Task instructions | Scan the entries below and extract each line with the word "years" in it.

Data for this exercise |

━━━━━━━━

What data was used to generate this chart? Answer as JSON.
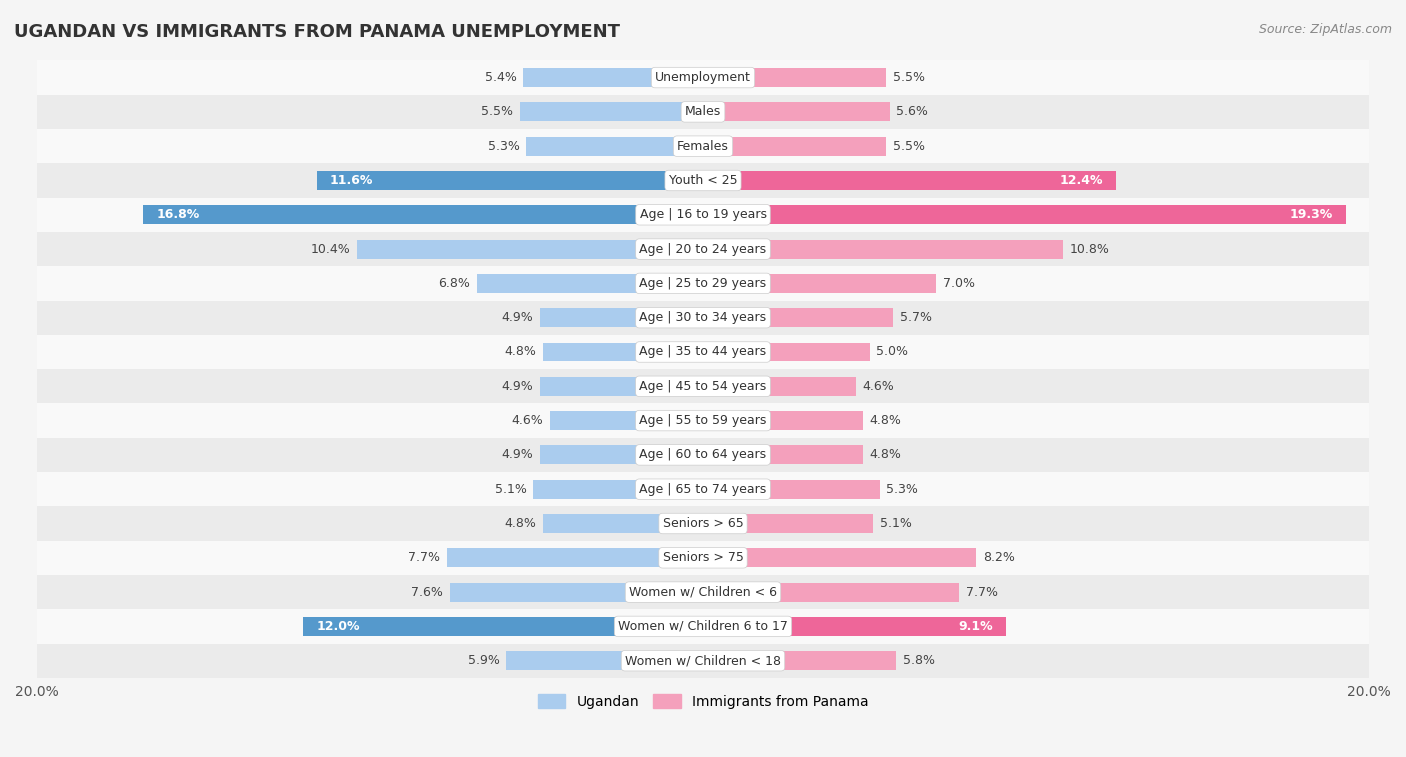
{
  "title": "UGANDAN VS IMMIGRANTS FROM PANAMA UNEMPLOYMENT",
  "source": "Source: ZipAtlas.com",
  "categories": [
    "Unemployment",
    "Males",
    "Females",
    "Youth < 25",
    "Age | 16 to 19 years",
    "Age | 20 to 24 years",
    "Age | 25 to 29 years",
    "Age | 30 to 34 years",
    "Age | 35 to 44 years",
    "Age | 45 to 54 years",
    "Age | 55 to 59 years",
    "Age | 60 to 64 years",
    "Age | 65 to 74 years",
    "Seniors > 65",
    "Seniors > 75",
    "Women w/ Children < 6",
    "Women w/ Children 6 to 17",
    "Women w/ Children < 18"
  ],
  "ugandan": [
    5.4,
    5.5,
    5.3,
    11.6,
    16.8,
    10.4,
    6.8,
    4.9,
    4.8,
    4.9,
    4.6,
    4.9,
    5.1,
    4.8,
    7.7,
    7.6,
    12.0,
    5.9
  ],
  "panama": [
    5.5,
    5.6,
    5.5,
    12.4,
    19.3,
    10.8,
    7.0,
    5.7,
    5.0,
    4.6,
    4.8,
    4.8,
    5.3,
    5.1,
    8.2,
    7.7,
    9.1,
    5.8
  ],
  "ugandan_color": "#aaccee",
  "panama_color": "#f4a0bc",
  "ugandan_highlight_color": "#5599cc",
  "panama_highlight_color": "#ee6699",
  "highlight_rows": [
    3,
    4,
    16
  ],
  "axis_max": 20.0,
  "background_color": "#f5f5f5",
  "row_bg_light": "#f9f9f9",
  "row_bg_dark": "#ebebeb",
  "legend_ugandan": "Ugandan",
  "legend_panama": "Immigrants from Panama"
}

━━━━━━━━

Solution to this problem |
    "Age | 16 to 19 years",
    "Age | 20 to 24 years",
    "Age | 25 to 29 years",
    "Age | 30 to 34 years",
    "Age | 35 to 44 years",
    "Age | 45 to 54 years",
    "Age | 55 to 59 years",
    "Age | 60 to 64 years",
    "Age | 65 to 74 years",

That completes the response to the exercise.